**Problem to solve**
Scan the data below. Pull out each line where "района" occurs.

**Material shown**
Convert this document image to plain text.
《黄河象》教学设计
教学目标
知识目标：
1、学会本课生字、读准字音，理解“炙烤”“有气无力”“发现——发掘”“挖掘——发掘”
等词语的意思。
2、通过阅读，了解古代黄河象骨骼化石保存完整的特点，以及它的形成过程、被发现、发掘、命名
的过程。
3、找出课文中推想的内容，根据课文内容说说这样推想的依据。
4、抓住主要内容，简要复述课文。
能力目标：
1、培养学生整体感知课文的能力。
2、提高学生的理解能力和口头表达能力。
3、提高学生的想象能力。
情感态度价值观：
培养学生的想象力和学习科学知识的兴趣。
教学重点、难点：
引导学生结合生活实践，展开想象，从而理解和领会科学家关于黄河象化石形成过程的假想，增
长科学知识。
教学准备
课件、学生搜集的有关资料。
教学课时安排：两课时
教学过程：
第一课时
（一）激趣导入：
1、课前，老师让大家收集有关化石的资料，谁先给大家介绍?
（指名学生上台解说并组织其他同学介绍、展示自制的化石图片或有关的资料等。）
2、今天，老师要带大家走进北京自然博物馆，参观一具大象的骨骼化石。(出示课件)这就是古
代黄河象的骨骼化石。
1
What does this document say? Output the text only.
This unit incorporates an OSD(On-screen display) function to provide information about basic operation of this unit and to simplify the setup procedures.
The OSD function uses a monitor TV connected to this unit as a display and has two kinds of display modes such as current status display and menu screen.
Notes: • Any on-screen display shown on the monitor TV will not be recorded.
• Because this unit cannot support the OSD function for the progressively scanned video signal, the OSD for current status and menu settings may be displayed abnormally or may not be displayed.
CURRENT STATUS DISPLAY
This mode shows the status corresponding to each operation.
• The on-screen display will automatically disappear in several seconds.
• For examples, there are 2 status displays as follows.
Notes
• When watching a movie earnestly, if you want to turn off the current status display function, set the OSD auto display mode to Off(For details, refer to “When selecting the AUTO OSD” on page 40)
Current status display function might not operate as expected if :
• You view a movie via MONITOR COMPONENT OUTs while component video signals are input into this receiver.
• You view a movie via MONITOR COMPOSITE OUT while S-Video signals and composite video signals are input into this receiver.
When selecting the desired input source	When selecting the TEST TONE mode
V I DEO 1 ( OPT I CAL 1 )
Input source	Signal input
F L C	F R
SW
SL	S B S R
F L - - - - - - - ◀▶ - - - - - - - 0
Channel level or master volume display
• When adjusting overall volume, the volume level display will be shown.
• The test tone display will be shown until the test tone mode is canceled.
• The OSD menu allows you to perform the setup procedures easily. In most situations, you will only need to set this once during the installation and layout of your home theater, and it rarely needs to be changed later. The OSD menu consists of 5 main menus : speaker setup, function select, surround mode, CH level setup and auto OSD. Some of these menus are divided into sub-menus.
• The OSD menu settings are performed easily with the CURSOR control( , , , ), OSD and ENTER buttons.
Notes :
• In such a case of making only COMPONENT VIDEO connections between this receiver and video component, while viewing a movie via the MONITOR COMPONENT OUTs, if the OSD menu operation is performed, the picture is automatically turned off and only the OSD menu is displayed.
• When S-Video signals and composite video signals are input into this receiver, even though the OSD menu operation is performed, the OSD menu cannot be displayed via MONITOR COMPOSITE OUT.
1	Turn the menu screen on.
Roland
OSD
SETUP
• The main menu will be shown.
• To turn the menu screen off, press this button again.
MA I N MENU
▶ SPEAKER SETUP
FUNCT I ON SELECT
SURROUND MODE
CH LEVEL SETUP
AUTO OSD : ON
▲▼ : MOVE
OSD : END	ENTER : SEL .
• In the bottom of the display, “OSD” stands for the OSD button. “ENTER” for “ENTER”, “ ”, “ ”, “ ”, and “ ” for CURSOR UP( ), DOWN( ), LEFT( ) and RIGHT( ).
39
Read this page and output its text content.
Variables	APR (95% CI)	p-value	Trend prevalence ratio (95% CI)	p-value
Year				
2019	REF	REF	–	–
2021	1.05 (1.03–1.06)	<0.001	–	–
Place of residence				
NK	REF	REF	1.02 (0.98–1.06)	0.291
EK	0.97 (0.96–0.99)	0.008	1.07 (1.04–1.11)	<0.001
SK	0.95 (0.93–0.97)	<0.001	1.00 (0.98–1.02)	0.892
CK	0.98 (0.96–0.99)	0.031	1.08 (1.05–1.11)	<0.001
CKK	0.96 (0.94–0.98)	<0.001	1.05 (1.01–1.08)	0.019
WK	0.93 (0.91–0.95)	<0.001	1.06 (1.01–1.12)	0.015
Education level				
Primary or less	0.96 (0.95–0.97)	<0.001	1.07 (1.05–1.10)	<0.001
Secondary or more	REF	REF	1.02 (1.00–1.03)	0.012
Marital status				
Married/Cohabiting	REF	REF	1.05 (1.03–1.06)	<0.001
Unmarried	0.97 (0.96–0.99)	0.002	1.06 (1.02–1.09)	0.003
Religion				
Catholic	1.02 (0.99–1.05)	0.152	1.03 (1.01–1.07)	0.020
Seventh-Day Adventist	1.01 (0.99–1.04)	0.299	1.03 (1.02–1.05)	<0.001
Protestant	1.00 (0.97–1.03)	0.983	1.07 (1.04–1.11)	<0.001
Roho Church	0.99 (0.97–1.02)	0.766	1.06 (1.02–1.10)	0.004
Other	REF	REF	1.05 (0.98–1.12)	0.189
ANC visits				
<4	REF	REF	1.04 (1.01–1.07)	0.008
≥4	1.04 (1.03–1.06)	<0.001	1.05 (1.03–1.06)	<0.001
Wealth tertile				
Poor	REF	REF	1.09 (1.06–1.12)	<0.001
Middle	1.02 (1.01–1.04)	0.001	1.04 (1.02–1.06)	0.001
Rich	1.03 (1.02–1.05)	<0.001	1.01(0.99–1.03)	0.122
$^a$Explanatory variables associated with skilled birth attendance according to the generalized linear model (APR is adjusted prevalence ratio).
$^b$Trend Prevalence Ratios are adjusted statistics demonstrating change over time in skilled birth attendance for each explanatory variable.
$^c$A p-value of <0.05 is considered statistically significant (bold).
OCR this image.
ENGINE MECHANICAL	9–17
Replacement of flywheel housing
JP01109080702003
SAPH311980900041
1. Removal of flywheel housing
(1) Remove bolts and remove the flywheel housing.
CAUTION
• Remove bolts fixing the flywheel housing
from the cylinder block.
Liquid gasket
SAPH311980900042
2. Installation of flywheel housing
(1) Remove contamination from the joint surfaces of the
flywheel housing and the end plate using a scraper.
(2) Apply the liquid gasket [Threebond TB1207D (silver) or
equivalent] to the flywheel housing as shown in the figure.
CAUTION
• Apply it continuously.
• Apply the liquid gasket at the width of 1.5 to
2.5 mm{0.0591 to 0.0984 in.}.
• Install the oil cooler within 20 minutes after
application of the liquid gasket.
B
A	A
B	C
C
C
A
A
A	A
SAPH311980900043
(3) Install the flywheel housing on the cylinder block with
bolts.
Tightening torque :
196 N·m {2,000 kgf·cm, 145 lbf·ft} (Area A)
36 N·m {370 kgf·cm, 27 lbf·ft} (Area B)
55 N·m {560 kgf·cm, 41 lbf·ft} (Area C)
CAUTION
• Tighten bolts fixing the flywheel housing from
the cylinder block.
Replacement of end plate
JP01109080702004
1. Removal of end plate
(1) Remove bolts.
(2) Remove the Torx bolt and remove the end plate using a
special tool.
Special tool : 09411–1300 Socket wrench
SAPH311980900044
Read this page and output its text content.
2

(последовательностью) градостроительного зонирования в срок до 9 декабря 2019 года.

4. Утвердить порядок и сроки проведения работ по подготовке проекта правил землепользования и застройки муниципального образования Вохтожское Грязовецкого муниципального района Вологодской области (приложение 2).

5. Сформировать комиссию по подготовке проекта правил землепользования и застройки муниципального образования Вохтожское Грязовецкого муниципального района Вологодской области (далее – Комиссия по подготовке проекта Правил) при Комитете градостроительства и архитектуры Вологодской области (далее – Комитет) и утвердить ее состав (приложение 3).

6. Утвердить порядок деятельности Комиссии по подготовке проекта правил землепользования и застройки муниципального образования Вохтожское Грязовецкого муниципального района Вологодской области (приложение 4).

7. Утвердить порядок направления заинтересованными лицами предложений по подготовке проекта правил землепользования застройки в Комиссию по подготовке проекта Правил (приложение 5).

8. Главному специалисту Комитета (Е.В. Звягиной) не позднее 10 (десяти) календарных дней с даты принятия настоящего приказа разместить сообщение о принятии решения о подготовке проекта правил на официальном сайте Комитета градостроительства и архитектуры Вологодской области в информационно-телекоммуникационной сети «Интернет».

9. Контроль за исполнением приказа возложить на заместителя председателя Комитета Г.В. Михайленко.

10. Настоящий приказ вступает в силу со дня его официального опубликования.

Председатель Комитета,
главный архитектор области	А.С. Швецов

**Result below**
4. Утвердить порядок и сроки проведения работ по подготовке проекта правил землепользования и застройки муниципального образования Вохтожское Грязовецкого муниципального района Вологодской области (приложение 2).
5. Сформировать комиссию по подготовке проекта правил землепользования и застройки муниципального образования Вохтожское Грязовецкого муниципального района Вологодской области (далее – Комиссия по подготовке проекта Правил) при Комитете градостроительства и архитектуры Вологодской области (далее – Комитет) и утвердить ее состав (приложение 3).
6. Утвердить порядок деятельности Комиссии по подготовке проекта правил землепользования и застройки муниципального образования Вохтожское Грязовецкого муниципального района Вологодской области (приложение 4).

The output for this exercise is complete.